STORED RECORDS »
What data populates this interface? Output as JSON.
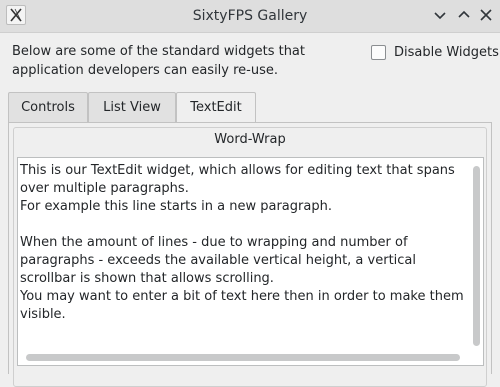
{
  "window": {
    "title": "SixtyFPS Gallery",
    "icon": "x-logo-icon",
    "controls": [
      "minimize-icon",
      "maximize-icon",
      "close-icon"
    ]
  },
  "header": {
    "description": "Below are some of the standard widgets that application developers can easily re-use.",
    "disable_widgets_label": "Disable Widgets",
    "disable_widgets_checked": false
  },
  "tabs": [
    {
      "label": "Controls",
      "active": false
    },
    {
      "label": "List View",
      "active": false
    },
    {
      "label": "TextEdit",
      "active": true
    }
  ],
  "textedit_page": {
    "group_title": "Word-Wrap",
    "text": "This is our TextEdit widget, which allows for editing text that spans over multiple paragraphs.\nFor example this line starts in a new paragraph.\n\nWhen the amount of lines - due to wrapping and number of paragraphs - exceeds the available vertical height, a vertical scrollbar is shown that allows scrolling.\nYou may want to enter a bit of text here then in order to make them visible."
  },
  "colors": {
    "window_bg": "#efefef",
    "titlebar_bg": "#dedede",
    "text": "#232629",
    "editor_bg": "#ffffff",
    "scroll_thumb": "#c8c9ca"
  }
}
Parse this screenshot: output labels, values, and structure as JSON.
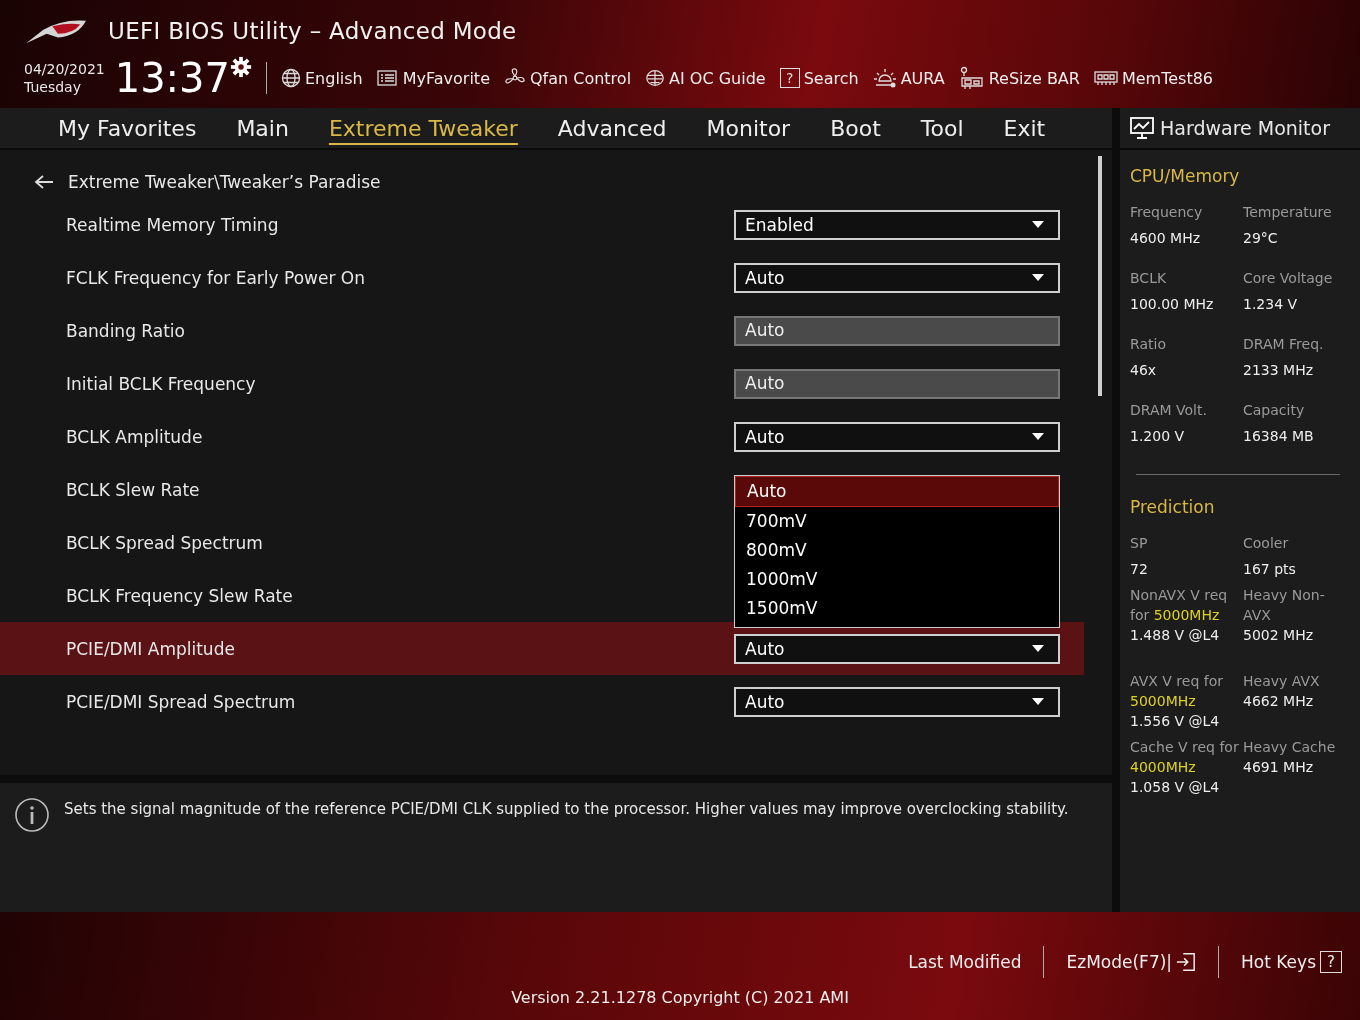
{
  "window": {
    "title": "UEFI BIOS Utility – Advanced Mode"
  },
  "header": {
    "date": "04/20/2021",
    "day": "Tuesday",
    "time": "13:37",
    "tools": [
      {
        "label": "English"
      },
      {
        "label": "MyFavorite"
      },
      {
        "label": "Qfan Control"
      },
      {
        "label": "AI OC Guide"
      },
      {
        "label": "Search",
        "glyph": "?"
      },
      {
        "label": "AURA"
      },
      {
        "label": "ReSize BAR"
      },
      {
        "label": "MemTest86"
      }
    ]
  },
  "tabs": [
    {
      "label": "My Favorites",
      "selected": false
    },
    {
      "label": "Main",
      "selected": false
    },
    {
      "label": "Extreme Tweaker",
      "selected": true
    },
    {
      "label": "Advanced",
      "selected": false
    },
    {
      "label": "Monitor",
      "selected": false
    },
    {
      "label": "Boot",
      "selected": false
    },
    {
      "label": "Tool",
      "selected": false
    },
    {
      "label": "Exit",
      "selected": false
    }
  ],
  "breadcrumb": "Extreme Tweaker\\Tweaker’s Paradise",
  "settings": [
    {
      "label": "Realtime Memory Timing",
      "kind": "dropdown",
      "value": "Enabled",
      "selected": false
    },
    {
      "label": "FCLK Frequency for Early Power On",
      "kind": "dropdown",
      "value": "Auto",
      "selected": false
    },
    {
      "label": "Banding Ratio",
      "kind": "readonly",
      "value": "Auto",
      "selected": false
    },
    {
      "label": "Initial BCLK Frequency",
      "kind": "readonly",
      "value": "Auto",
      "selected": false
    },
    {
      "label": "BCLK Amplitude",
      "kind": "dropdown",
      "value": "Auto",
      "selected": false
    },
    {
      "label": "BCLK Slew Rate",
      "kind": "open",
      "selected": false,
      "options": [
        {
          "label": "Auto",
          "selected": true
        },
        {
          "label": "700mV",
          "selected": false
        },
        {
          "label": "800mV",
          "selected": false
        },
        {
          "label": "1000mV",
          "selected": false
        },
        {
          "label": "1500mV",
          "selected": false
        }
      ]
    },
    {
      "label": "BCLK Spread Spectrum",
      "kind": "covered",
      "selected": false
    },
    {
      "label": "BCLK Frequency Slew Rate",
      "kind": "covered",
      "selected": false
    },
    {
      "label": "PCIE/DMI Amplitude",
      "kind": "dropdown",
      "value": "Auto",
      "selected": true
    },
    {
      "label": "PCIE/DMI Spread Spectrum",
      "kind": "dropdown",
      "value": "Auto",
      "selected": false
    }
  ],
  "help": "Sets the signal magnitude of the reference PCIE/DMI CLK supplied to the processor. Higher values may improve overclocking stability.",
  "hardware_monitor": {
    "title": "Hardware Monitor",
    "sections": [
      {
        "title": "CPU/Memory",
        "items": [
          {
            "label": "Frequency",
            "value": "4600 MHz"
          },
          {
            "label": "Temperature",
            "value": "29°C"
          },
          {
            "label": "BCLK",
            "value": "100.00 MHz"
          },
          {
            "label": "Core Voltage",
            "value": "1.234 V"
          },
          {
            "label": "Ratio",
            "value": "46x"
          },
          {
            "label": "DRAM Freq.",
            "value": "2133 MHz"
          },
          {
            "label": "DRAM Volt.",
            "value": "1.200 V"
          },
          {
            "label": "Capacity",
            "value": "16384 MB"
          }
        ]
      },
      {
        "title": "Prediction",
        "items": [
          {
            "label": "SP",
            "value": "72"
          },
          {
            "label": "Cooler",
            "value": "167 pts"
          }
        ],
        "requirements": [
          {
            "label": "NonAVX V req for",
            "freq": "5000MHz",
            "value": "1.488 V @L4",
            "heavy_label": "Heavy Non-AVX",
            "heavy_value": "5002 MHz"
          },
          {
            "label": "AVX V req for",
            "freq": "5000MHz",
            "value": "1.556 V @L4",
            "heavy_label": "Heavy AVX",
            "heavy_value": "4662 MHz"
          },
          {
            "label": "Cache V req for",
            "freq": "4000MHz",
            "value": "1.058 V @L4",
            "heavy_label": "Heavy Cache",
            "heavy_value": "4691 MHz"
          }
        ]
      }
    ]
  },
  "footer": {
    "buttons": [
      {
        "label": "Last Modified"
      },
      {
        "label": "EzMode(F7)|"
      },
      {
        "label": "Hot Keys",
        "glyph": "?"
      }
    ],
    "version": "Version 2.21.1278 Copyright (C) 2021 AMI"
  }
}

GIVEN PROBLEM » Reproduce the material in full, word for word, and omit the pictures.

RESPONSE BELOW »
What data populates this interface? Output as JSON.
{
  "window": {
    "title": "SixtyFPS Gallery",
    "icon": "x-logo-icon",
    "controls": [
      "minimize-icon",
      "maximize-icon",
      "close-icon"
    ]
  },
  "header": {
    "description": "Below are some of the standard widgets that application developers can easily re-use.",
    "disable_widgets_label": "Disable Widgets",
    "disable_widgets_checked": false
  },
  "tabs": [
    {
      "label": "Controls",
      "active": false
    },
    {
      "label": "List View",
      "active": false
    },
    {
      "label": "TextEdit",
      "active": true
    }
  ],
  "textedit_page": {
    "group_title": "Word-Wrap",
    "text": "This is our TextEdit widget, which allows for editing text that spans over multiple paragraphs.\nFor example this line starts in a new paragraph.\n\nWhen the amount of lines - due to wrapping and number of paragraphs - exceeds the available vertical height, a vertical scrollbar is shown that allows scrolling.\nYou may want to enter a bit of text here then in order to make them visible."
  },
  "colors": {
    "window_bg": "#efefef",
    "titlebar_bg": "#dedede",
    "text": "#232629",
    "editor_bg": "#ffffff",
    "scroll_thumb": "#c8c9ca"
  }
}
Parse this screenshot: output labels, values, and structure as JSON.
{
  "window": {
    "title": "UEFI BIOS Utility – Advanced Mode"
  },
  "header": {
    "date": "04/20/2021",
    "day": "Tuesday",
    "time": "13:37",
    "tools": [
      {
        "label": "English"
      },
      {
        "label": "MyFavorite"
      },
      {
        "label": "Qfan Control"
      },
      {
        "label": "AI OC Guide"
      },
      {
        "label": "Search",
        "glyph": "?"
      },
      {
        "label": "AURA"
      },
      {
        "label": "ReSize BAR"
      },
      {
        "label": "MemTest86"
      }
    ]
  },
  "tabs": [
    {
      "label": "My Favorites",
      "selected": false
    },
    {
      "label": "Main",
      "selected": false
    },
    {
      "label": "Extreme Tweaker",
      "selected": true
    },
    {
      "label": "Advanced",
      "selected": false
    },
    {
      "label": "Monitor",
      "selected": false
    },
    {
      "label": "Boot",
      "selected": false
    },
    {
      "label": "Tool",
      "selected": false
    },
    {
      "label": "Exit",
      "selected": false
    }
  ],
  "breadcrumb": "Extreme Tweaker\\Tweaker’s Paradise",
  "settings": [
    {
      "label": "Realtime Memory Timing",
      "kind": "dropdown",
      "value": "Enabled",
      "selected": false
    },
    {
      "label": "FCLK Frequency for Early Power On",
      "kind": "dropdown",
      "value": "Auto",
      "selected": false
    },
    {
      "label": "Banding Ratio",
      "kind": "readonly",
      "value": "Auto",
      "selected": false
    },
    {
      "label": "Initial BCLK Frequency",
      "kind": "readonly",
      "value": "Auto",
      "selected": false
    },
    {
      "label": "BCLK Amplitude",
      "kind": "dropdown",
      "value": "Auto",
      "selected": false
    },
    {
      "label": "BCLK Slew Rate",
      "kind": "open",
      "selected": false,
      "options": [
        {
          "label": "Auto",
          "selected": true
        },
        {
          "label": "700mV",
          "selected": false
        },
        {
          "label": "800mV",
          "selected": false
        },
        {
          "label": "1000mV",
          "selected": false
        },
        {
          "label": "1500mV",
          "selected": false
        }
      ]
    },
    {
      "label": "BCLK Spread Spectrum",
      "kind": "covered",
      "selected": false
    },
    {
      "label": "BCLK Frequency Slew Rate",
      "kind": "covered",
      "selected": false
    },
    {
      "label": "PCIE/DMI Amplitude",
      "kind": "dropdown",
      "value": "Auto",
      "selected": true
    },
    {
      "label": "PCIE/DMI Spread Spectrum",
      "kind": "dropdown",
      "value": "Auto",
      "selected": false
    }
  ],
  "help": "Sets the signal magnitude of the reference PCIE/DMI CLK supplied to the processor. Higher values may improve overclocking stability.",
  "hardware_monitor": {
    "title": "Hardware Monitor",
    "sections": [
      {
        "title": "CPU/Memory",
        "items": [
          {
            "label": "Frequency",
            "value": "4600 MHz"
          },
          {
            "label": "Temperature",
            "value": "29°C"
          },
          {
            "label": "BCLK",
            "value": "100.00 MHz"
          },
          {
            "label": "Core Voltage",
            "value": "1.234 V"
          },
          {
            "label": "Ratio",
            "value": "46x"
          },
          {
            "label": "DRAM Freq.",
            "value": "2133 MHz"
          },
          {
            "label": "DRAM Volt.",
            "value": "1.200 V"
          },
          {
            "label": "Capacity",
            "value": "16384 MB"
          }
        ]
      },
      {
        "title": "Prediction",
        "items": [
          {
            "label": "SP",
            "value": "72"
          },
          {
            "label": "Cooler",
            "value": "167 pts"
          }
        ],
        "requirements": [
          {
            "label": "NonAVX V req for",
            "freq": "5000MHz",
            "value": "1.488 V @L4",
            "heavy_label": "Heavy Non-AVX",
            "heavy_value": "5002 MHz"
          },
          {
            "label": "AVX V req for",
            "freq": "5000MHz",
            "value": "1.556 V @L4",
            "heavy_label": "Heavy AVX",
            "heavy_value": "4662 MHz"
          },
          {
            "label": "Cache V req for",
            "freq": "4000MHz",
            "value": "1.058 V @L4",
            "heavy_label": "Heavy Cache",
            "heavy_value": "4691 MHz"
          }
        ]
      }
    ]
  },
  "footer": {
    "buttons": [
      {
        "label": "Last Modified"
      },
      {
        "label": "EzMode(F7)|"
      },
      {
        "label": "Hot Keys",
        "glyph": "?"
      }
    ],
    "version": "Version 2.21.1278 Copyright (C) 2021 AMI"
  }
}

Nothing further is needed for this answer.